◆ **The problem**
Print every one of the following entries again line for line, without changing any character.

◆ **Records for processing**

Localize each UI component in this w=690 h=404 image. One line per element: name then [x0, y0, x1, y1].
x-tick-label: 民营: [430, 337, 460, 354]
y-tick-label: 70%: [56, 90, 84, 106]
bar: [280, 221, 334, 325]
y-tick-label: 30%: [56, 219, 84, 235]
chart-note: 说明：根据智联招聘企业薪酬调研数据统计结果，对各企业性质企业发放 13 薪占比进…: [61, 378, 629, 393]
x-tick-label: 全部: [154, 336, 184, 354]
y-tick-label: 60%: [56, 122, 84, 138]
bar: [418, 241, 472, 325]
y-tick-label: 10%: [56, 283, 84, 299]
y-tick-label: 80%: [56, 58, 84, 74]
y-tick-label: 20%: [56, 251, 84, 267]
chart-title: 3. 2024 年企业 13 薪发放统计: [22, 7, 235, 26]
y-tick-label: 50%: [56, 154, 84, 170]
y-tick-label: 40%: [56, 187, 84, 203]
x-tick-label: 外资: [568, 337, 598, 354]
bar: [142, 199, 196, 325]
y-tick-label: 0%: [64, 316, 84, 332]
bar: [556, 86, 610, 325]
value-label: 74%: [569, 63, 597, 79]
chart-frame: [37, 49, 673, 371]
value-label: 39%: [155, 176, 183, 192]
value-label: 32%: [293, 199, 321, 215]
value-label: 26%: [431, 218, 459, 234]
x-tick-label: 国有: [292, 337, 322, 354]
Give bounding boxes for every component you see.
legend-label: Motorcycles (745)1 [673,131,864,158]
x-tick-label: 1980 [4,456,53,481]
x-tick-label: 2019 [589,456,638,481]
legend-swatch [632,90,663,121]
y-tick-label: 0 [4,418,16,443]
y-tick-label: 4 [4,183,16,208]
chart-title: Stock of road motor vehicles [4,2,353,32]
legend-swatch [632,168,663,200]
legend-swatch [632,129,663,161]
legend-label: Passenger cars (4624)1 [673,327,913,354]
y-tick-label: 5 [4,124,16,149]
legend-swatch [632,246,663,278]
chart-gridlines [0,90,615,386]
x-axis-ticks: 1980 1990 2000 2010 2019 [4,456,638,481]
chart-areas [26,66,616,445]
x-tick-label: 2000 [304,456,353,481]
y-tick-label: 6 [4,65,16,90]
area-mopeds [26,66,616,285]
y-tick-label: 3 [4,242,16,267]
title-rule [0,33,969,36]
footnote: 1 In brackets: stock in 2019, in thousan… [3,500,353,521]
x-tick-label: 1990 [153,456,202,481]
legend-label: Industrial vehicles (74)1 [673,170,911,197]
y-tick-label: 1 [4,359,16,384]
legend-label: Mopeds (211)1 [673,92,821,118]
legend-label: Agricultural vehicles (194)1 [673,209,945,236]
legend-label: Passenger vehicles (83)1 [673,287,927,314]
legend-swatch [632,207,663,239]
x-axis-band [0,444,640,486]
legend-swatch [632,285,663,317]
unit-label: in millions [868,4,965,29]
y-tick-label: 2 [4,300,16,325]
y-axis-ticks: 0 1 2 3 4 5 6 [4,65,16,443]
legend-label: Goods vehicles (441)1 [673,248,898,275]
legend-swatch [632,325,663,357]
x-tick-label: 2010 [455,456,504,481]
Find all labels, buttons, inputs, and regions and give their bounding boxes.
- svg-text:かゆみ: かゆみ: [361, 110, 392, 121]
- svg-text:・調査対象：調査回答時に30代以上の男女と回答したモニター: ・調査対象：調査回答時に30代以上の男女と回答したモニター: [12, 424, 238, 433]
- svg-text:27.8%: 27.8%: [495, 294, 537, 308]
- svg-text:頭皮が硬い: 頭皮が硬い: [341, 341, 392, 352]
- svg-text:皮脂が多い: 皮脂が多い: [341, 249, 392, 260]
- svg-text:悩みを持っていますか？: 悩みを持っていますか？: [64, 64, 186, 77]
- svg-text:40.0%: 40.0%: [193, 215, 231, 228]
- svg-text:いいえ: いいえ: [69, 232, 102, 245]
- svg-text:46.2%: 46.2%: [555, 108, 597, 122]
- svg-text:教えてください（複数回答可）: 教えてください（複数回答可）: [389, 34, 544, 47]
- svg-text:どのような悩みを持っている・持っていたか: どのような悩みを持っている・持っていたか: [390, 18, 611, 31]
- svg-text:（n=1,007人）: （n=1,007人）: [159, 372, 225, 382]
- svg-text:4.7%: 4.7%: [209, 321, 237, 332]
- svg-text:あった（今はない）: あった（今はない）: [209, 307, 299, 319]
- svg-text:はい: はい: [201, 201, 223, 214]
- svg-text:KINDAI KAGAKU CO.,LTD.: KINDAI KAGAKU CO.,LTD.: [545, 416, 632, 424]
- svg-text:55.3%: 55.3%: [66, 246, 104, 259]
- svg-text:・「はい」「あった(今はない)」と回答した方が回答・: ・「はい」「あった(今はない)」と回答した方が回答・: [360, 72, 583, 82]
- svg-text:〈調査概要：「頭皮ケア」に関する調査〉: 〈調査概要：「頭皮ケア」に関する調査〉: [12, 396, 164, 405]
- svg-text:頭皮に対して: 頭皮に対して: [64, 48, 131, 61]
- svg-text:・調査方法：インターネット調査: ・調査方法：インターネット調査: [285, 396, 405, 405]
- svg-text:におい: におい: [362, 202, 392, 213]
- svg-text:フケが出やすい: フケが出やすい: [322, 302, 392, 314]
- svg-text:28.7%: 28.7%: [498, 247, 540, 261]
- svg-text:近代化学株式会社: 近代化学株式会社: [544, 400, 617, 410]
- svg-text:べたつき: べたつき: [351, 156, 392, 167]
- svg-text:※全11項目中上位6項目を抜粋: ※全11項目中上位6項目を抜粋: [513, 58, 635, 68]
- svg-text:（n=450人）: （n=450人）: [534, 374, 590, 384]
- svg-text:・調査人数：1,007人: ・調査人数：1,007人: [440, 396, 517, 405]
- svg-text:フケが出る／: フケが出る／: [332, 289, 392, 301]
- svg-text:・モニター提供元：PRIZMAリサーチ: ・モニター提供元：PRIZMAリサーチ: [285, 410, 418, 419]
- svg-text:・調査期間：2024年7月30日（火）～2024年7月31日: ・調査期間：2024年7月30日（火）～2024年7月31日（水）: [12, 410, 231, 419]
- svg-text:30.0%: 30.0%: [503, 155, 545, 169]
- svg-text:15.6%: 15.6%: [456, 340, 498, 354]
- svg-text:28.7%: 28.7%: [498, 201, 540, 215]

◆ **Exercise result**
Localize each UI component in this w=690 h=404 image. One line per element: name then [x0, y0, x1, y1].
x-tick-label: 民营: [430, 337, 460, 354]
y-tick-label: 70%: [56, 90, 84, 106]
bar: [280, 221, 334, 325]
y-tick-label: 30%: [56, 219, 84, 235]
chart-note: 说明：根据智联招聘企业薪酬调研数据统计结果，对各企业性质企业发放 13 薪占比进…: [61, 378, 629, 393]
x-tick-label: 全部: [154, 336, 184, 354]
y-tick-label: 60%: [56, 122, 84, 138]
bar: [418, 241, 472, 325]
y-tick-label: 10%: [56, 283, 84, 299]
y-tick-label: 80%: [56, 58, 84, 74]
y-tick-label: 20%: [56, 251, 84, 267]
chart-title: 3. 2024 年企业 13 薪发放统计: [22, 7, 235, 26]
y-tick-label: 50%: [56, 154, 84, 170]
y-tick-label: 40%: [56, 187, 84, 203]
x-tick-label: 外资: [568, 337, 598, 354]
bar: [142, 199, 196, 325]
y-tick-label: 0%: [64, 316, 84, 332]
bar: [556, 86, 610, 325]
value-label: 74%: [569, 63, 597, 79]
chart-frame: [37, 49, 673, 371]
value-label: 39%: [155, 176, 183, 192]
value-label: 32%: [293, 199, 321, 215]
value-label: 26%: [431, 218, 459, 234]
x-tick-label: 国有: [292, 337, 322, 354]
Give bounding boxes for every component you see.
legend-label: Motorcycles (745)1 [673,131,864,158]
x-tick-label: 1980 [4,456,53,481]
x-tick-label: 2019 [589,456,638,481]
legend-swatch [632,90,663,121]
y-tick-label: 0 [4,418,16,443]
y-tick-label: 4 [4,183,16,208]
chart-title: Stock of road motor vehicles [4,2,353,32]
legend-swatch [632,168,663,200]
legend-swatch [632,129,663,161]
legend-label: Passenger cars (4624)1 [673,327,913,354]
y-tick-label: 5 [4,124,16,149]
legend-swatch [632,246,663,278]
chart-gridlines [0,90,615,386]
x-axis-ticks: 1980 1990 2000 2010 2019 [4,456,638,481]
chart-areas [26,66,616,445]
x-tick-label: 2000 [304,456,353,481]
y-tick-label: 6 [4,65,16,90]
area-mopeds [26,66,616,285]
y-tick-label: 3 [4,242,16,267]
title-rule [0,33,969,36]
footnote: 1 In brackets: stock in 2019, in thousan… [3,500,353,521]
x-tick-label: 1990 [153,456,202,481]
legend-label: Industrial vehicles (74)1 [673,170,911,197]
y-tick-label: 1 [4,359,16,384]
legend-label: Mopeds (211)1 [673,92,821,118]
legend-label: Agricultural vehicles (194)1 [673,209,945,236]
legend-label: Passenger vehicles (83)1 [673,287,927,314]
legend-swatch [632,207,663,239]
x-axis-band [0,444,640,486]
legend-swatch [632,285,663,317]
unit-label: in millions [868,4,965,29]
y-tick-label: 2 [4,300,16,325]
y-axis-ticks: 0 1 2 3 4 5 6 [4,65,16,443]
legend-label: Goods vehicles (441)1 [673,248,898,275]
legend-swatch [632,325,663,357]
x-tick-label: 2010 [455,456,504,481]
Find all labels, buttons, inputs, and regions and give their bounding boxes.
- svg-text:かゆみ: かゆみ: [361, 110, 392, 121]
- svg-text:・調査対象：調査回答時に30代以上の男女と回答したモニター: ・調査対象：調査回答時に30代以上の男女と回答したモニター: [12, 424, 238, 433]
- svg-text:27.8%: 27.8%: [495, 294, 537, 308]
- svg-text:頭皮が硬い: 頭皮が硬い: [341, 341, 392, 352]
- svg-text:皮脂が多い: 皮脂が多い: [341, 249, 392, 260]
- svg-text:悩みを持っていますか？: 悩みを持っていますか？: [64, 64, 186, 77]
- svg-text:40.0%: 40.0%: [193, 215, 231, 228]
- svg-text:いいえ: いいえ: [69, 232, 102, 245]
- svg-text:46.2%: 46.2%: [555, 108, 597, 122]
- svg-text:教えてください（複数回答可）: 教えてください（複数回答可）: [389, 34, 544, 47]
- svg-text:どのような悩みを持っている・持っていたか: どのような悩みを持っている・持っていたか: [390, 18, 611, 31]
- svg-text:（n=1,007人）: （n=1,007人）: [159, 372, 225, 382]
- svg-text:4.7%: 4.7%: [209, 321, 237, 332]
- svg-text:あった（今はない）: あった（今はない）: [209, 307, 299, 319]
- svg-text:はい: はい: [201, 201, 223, 214]
- svg-text:KINDAI KAGAKU CO.,LTD.: KINDAI KAGAKU CO.,LTD.: [545, 416, 632, 424]
- svg-text:55.3%: 55.3%: [66, 246, 104, 259]
- svg-text:・「はい」「あった(今はない)」と回答した方が回答・: ・「はい」「あった(今はない)」と回答した方が回答・: [360, 72, 583, 82]
- svg-text:〈調査概要：「頭皮ケア」に関する調査〉: 〈調査概要：「頭皮ケア」に関する調査〉: [12, 396, 164, 405]
- svg-text:頭皮に対して: 頭皮に対して: [64, 48, 131, 61]
- svg-text:・調査方法：インターネット調査: ・調査方法：インターネット調査: [285, 396, 405, 405]
- svg-text:におい: におい: [362, 202, 392, 213]
- svg-text:フケが出やすい: フケが出やすい: [322, 302, 392, 314]
- svg-text:28.7%: 28.7%: [498, 247, 540, 261]
- svg-text:近代化学株式会社: 近代化学株式会社: [544, 400, 617, 410]
- svg-text:べたつき: べたつき: [351, 156, 392, 167]
- svg-text:※全11項目中上位6項目を抜粋: ※全11項目中上位6項目を抜粋: [513, 58, 635, 68]
- svg-text:（n=450人）: （n=450人）: [534, 374, 590, 384]
- svg-text:・調査人数：1,007人: ・調査人数：1,007人: [440, 396, 517, 405]
- svg-text:フケが出る／: フケが出る／: [332, 289, 392, 301]
- svg-text:・モニター提供元：PRIZMAリサーチ: ・モニター提供元：PRIZMAリサーチ: [285, 410, 418, 419]
- svg-text:・調査期間：2024年7月30日（火）～2024年7月31日: ・調査期間：2024年7月30日（火）～2024年7月31日（水）: [12, 410, 231, 419]
- svg-text:30.0%: 30.0%: [503, 155, 545, 169]
- svg-text:15.6%: 15.6%: [456, 340, 498, 354]
- svg-text:28.7%: 28.7%: [498, 201, 540, 215]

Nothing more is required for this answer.